§ **INSTRUCTIONS TO FOLLOW**
Repeat the data below exactly, dropping any pictures it holds.

### RECORDS PROVIDED

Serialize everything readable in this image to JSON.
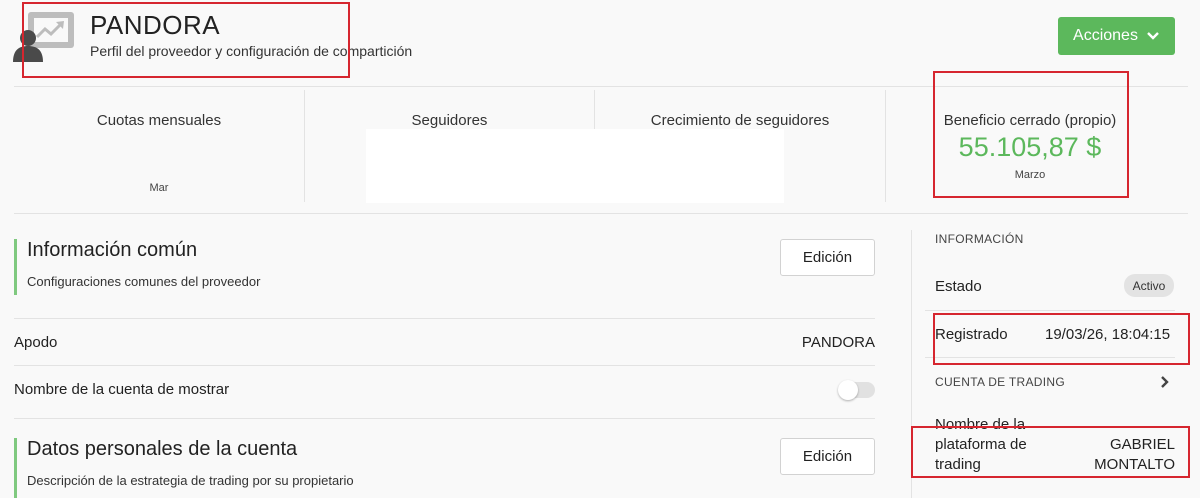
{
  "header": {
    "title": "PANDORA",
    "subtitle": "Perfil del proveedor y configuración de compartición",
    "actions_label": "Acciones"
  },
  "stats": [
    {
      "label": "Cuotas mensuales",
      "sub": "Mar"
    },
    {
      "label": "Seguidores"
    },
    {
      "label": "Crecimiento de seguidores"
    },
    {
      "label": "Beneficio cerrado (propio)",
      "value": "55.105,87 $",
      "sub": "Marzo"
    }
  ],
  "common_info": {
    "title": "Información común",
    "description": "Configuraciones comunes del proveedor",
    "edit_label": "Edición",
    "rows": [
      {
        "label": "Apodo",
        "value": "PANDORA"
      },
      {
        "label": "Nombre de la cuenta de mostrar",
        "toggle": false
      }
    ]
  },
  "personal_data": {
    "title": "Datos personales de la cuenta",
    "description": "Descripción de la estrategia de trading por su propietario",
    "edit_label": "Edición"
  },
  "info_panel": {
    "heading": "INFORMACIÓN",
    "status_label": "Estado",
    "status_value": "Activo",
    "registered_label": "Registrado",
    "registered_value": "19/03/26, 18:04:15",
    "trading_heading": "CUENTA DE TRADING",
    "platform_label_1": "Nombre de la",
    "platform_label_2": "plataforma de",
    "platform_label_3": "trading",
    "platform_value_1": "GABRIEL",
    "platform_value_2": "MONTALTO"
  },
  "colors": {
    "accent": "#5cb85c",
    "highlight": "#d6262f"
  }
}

######

§ **OUTPUT**
Serialize everything readable in this image to JSON.
{
  "header": {
    "title": "PANDORA",
    "subtitle": "Perfil del proveedor y configuración de compartición",
    "actions_label": "Acciones"
  },
  "stats": [
    {
      "label": "Cuotas mensuales",
      "sub": "Mar"
    },
    {
      "label": "Seguidores"
    },
    {
      "label": "Crecimiento de seguidores"
    },
    {
      "label": "Beneficio cerrado (propio)",
      "value": "55.105,87 $",
      "sub": "Marzo"
    }
  ],
  "common_info": {
    "title": "Información común",
    "description": "Configuraciones comunes del proveedor",
    "edit_label": "Edición",
    "rows": [
      {
        "label": "Apodo",
        "value": "PANDORA"
      },
      {
        "label": "Nombre de la cuenta de mostrar",
        "toggle": false
      }
    ]
  },
  "personal_data": {
    "title": "Datos personales de la cuenta",
    "description": "Descripción de la estrategia de trading por su propietario",
    "edit_label": "Edición"
  },
  "info_panel": {
    "heading": "INFORMACIÓN",
    "status_label": "Estado",
    "status_value": "Activo",
    "registered_label": "Registrado",
    "registered_value": "19/03/26, 18:04:15",
    "trading_heading": "CUENTA DE TRADING",
    "platform_label_1": "Nombre de la",
    "platform_label_2": "plataforma de",
    "platform_label_3": "trading",
    "platform_value_1": "GABRIEL",
    "platform_value_2": "MONTALTO"
  },
  "colors": {
    "accent": "#5cb85c",
    "highlight": "#d6262f"
  }
}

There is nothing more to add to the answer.